Work to complete
Exactly and only the lines from the one containing "Convert this document image to plain text." through the close of the entries below are to be set down.

[Records from a data source]

• • •

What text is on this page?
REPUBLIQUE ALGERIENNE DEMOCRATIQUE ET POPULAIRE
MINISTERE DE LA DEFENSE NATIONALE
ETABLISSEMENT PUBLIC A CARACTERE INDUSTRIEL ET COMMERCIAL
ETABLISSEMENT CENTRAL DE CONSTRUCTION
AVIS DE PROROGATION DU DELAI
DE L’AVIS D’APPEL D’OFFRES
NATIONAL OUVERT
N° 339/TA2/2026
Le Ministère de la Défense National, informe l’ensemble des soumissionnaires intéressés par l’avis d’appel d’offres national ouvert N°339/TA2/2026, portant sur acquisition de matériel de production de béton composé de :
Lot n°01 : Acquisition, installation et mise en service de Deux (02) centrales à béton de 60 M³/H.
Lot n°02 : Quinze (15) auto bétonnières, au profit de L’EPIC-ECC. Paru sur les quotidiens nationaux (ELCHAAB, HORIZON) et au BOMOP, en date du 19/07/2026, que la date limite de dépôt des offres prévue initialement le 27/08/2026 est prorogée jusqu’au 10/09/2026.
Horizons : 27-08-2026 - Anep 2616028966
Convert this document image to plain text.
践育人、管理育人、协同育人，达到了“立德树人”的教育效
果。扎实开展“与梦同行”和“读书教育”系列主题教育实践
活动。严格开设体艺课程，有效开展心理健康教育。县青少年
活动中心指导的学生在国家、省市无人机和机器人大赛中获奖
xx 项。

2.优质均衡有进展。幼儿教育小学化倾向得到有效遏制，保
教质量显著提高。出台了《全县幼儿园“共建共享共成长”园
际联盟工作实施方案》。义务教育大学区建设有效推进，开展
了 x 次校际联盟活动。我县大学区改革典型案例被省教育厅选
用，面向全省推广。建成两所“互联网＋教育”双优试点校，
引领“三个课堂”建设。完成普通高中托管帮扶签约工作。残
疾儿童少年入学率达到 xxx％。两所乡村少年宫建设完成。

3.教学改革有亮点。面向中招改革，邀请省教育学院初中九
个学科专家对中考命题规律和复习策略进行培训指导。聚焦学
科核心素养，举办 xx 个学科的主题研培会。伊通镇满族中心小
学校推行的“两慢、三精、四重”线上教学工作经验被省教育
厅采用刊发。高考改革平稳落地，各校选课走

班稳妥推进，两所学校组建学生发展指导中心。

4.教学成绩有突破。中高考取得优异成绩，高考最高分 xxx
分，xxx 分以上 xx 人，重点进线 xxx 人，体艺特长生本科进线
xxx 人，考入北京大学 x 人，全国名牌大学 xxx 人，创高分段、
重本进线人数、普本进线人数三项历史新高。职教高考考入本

• • •

Solution for this task
Convert this document image to plain text.
践育人、管理育人、协同育人，达到了“立德树人”的教育效
果。扎实开展“与梦同行”和“读书教育”系列主题教育实践
活动。严格开设体艺课程，有效开展心理健康教育。县青少年
活动中心指导的学生在国家、省市无人机和机器人大赛中获奖
xx 项。

2.优质均衡有进展。幼儿教育小学化倾向得到有效遏制，保
教质量显著提高。出台了《全县幼儿园“共建共享共成长”园
际联盟工作实施方案》。义务教育大学区建设有效推进，开展
了 x 次校际联盟活动。我县大学区改革典型案例被省教育厅选
用，面向全省推广。建成两所“互联网＋教育”双优试点校，
引领“三个课堂”建设。完成普通高中托管帮扶签约工作。残
疾儿童少年入学率达到 xxx％。两所乡村少年宫建设完成。

3.教学改革有亮点。面向中招改革，邀请省教育学院初中九
个学科专家对中考命题规律和复习策略进行培训指导。聚焦学
科核心素养，举办 xx 个学科的主题研培会。伊通镇满族中心小
学校推行的“两慢、三精、四重”线上教学工作经验被省教育
厅采用刊发。高考改革平稳落地，各校选课走

班稳妥推进，两所学校组建学生发展指导中心。

4.教学成绩有突破。中高考取得优异成绩，高考最高分 xxx
分，xxx 分以上 xx 人，重点进线 xxx 人，体艺特长生本科进线
xxx 人，考入北京大学 x 人，全国名牌大学 xxx 人，创高分段、
重本进线人数、普本进线人数三项历史新高。职教高考考入本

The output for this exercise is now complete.